Hay decisiones que se disfrazan de orden y se presentan como salvavidas, pero no son más que camisas de fuerza con costuras improvisadas.
A partir del 21 de junio, el Ministerio de Transportes y Comunicaciones (MTC) ha decidido vestirnos a todos con la misma tela del despropósito: motociclistas y sus acompañantes deberán llevar, además del casco obligatorio, un chaleco retroreflectivo con la placa de la moto estampada cual apellido impuesto, como si fuera una culpa heredada o un motivo de persecución.
El Estado, ese sastre sin medidas ni empatía, pretende bordarnos seguridad con hilos de miedo, ignorancia y centralismo. El chaleco, prenda habitual de obreros y de quienes trabajan sobre ruedas bajo el sol o la luna, se convierte ahora en uniforme obligatorio, sin considerar que en muchas ciudades del Perú —donde el sol no tiene clemencia y el calor es una sentencia diaria—, vestirse así no es una opción, es una condena. ¿Cómo explicarle a la señora que lleva a su hijo al colegio, con mochila en la espalda y almuerzo en la bolsa, que ahora deberá vestirse como reflectante humano bajo 38 grados a la sombra? ¿Cómo exigirle al motociclista que maneja durante toda la mañana y la tarde que porte un chaleco que más que proteger, lo sofoca?
La medida arde. Literal y figuradamente
En ciudades como Tarapoto, Pucallpa, Iquitos y Puerto Maldonado, donde tres de cada cinco adultos son dueños o usuarios frecuentes de una motocicleta, esta disposición no solo es absurda: es violenta. Violenta el sentido común, la dignidad del ciudadano y su bolsillo, porque la medida no llega con subsidio, ni lógica, ni cronograma. Llega con la frialdad de una resolución escrita desde una oficina con aire acondicionado, por burócratas que creen que el Perú termina donde empieza la Panamericana.
Quienes vivimos en el interior del país, sabemos que la motocicleta no es un lujo, es un derecho rodante. Es la forma en que se trabaja, se estudia, se transporta y se sobrevive. Imponer un chaleco con número de placa visible es una manera elegante de decir: “te vigilamos, aunque no sepamos por qué ni cómo hacerlo bien”.
¿Seguridad ciudadana o teatro del absurdo?

Registros extraídos:
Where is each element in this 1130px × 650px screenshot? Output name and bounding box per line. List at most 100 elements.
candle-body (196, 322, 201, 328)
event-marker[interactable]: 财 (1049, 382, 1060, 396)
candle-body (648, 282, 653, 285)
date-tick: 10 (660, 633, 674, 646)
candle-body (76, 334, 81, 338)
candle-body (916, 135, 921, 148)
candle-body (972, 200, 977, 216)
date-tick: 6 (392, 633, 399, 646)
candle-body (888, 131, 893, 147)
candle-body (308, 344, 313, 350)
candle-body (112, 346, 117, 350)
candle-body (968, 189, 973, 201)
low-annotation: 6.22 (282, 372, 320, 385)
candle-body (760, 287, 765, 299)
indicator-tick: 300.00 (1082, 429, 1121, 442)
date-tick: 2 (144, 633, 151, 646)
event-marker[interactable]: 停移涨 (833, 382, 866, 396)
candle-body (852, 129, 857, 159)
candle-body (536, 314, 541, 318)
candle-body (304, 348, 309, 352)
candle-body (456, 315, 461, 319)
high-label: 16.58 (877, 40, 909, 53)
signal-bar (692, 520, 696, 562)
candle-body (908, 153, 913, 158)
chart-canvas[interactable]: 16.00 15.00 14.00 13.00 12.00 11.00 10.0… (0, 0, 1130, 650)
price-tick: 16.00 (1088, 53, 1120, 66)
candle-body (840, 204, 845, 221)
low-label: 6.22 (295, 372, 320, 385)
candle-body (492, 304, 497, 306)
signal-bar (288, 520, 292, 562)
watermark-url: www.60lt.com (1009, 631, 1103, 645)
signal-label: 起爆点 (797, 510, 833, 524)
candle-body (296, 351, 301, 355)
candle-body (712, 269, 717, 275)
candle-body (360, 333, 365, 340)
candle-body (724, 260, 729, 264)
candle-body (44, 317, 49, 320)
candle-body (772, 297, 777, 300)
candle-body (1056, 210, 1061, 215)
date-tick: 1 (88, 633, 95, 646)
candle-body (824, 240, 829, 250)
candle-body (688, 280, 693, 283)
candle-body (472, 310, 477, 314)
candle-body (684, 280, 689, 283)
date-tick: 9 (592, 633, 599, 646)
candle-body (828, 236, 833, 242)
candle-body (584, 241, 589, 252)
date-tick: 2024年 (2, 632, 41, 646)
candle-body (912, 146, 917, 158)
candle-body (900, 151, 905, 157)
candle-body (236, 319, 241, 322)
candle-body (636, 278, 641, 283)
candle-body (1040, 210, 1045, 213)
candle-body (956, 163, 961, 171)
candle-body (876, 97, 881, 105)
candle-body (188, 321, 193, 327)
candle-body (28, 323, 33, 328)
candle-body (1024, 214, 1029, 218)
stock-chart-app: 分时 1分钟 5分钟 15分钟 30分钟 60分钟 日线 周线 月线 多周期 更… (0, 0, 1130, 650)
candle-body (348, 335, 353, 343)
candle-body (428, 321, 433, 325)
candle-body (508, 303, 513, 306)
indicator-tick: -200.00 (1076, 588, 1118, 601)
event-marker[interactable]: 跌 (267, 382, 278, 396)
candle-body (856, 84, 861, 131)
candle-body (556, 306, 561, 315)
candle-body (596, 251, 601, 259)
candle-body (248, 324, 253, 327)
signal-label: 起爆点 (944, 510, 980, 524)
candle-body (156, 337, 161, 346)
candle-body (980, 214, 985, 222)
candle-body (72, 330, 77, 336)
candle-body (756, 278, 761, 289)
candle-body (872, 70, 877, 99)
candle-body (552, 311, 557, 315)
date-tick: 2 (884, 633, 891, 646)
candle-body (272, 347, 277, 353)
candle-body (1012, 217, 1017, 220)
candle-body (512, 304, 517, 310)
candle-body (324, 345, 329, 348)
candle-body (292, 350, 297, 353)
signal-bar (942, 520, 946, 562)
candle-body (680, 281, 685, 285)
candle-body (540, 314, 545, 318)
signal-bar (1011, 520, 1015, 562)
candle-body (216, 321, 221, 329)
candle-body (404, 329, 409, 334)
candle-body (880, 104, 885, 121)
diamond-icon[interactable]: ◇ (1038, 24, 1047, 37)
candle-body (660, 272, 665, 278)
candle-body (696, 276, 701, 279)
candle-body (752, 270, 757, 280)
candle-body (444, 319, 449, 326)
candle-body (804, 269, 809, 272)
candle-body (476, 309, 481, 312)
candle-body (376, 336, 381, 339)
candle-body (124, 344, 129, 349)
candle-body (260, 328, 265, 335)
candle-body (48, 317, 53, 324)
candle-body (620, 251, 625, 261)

Ejercicios propuestos:
A. Traduce al inglés esta oración del texto sobre el chaleco para motociclistas: "Quienes vivimos en el interior del país, sabemos que la motocicleta no es un lujo, es un derecho rodante."
B. Prosigue el texto sobre el chaleco para motociclistas a partir de su última línea.

Soluciones en orden:
A. Those of us who live in the interior of the country know that the motorcycle is not a luxury; it is a right on wheels.

B.
El argumento del MTC es predecible y hueco: se busca reducir la delincuencia. Dicen que muchos robos se cometen desde las motos y que, si todos usan el número a cuestas, se podrá identificar al infractor. Pero, ¡oh ironía! esa misma lógica abre la puerta a una nueva modalidad criminal: los delincuentes con chalecos prestados, robados o falsificados. El crimen, señores del MTC, no se combate con tela fluorescente ni con tipografías negras.
¿Acaso han considerado que un delincuente puede usar un chaleco con la placa de una moto que no es suya y cometer un delito? ¿Quién pagará por ese error? ¿Quién enfrentará la vergüenza, los juicios, los gastos legales, el señalamiento? La respuesta es tan clara como la tela retroreflectiva: el inocente, el ciudadano común, el mismo al que le dijeron que era por su bien. La paradoja es perversa: al uniformar a todos, se vuelve indistinguible el criminal del honesto. ¿Y si todos parecen sospechosos, quién es realmente seguro?
Vestir al pueblo, desvestir la justicia.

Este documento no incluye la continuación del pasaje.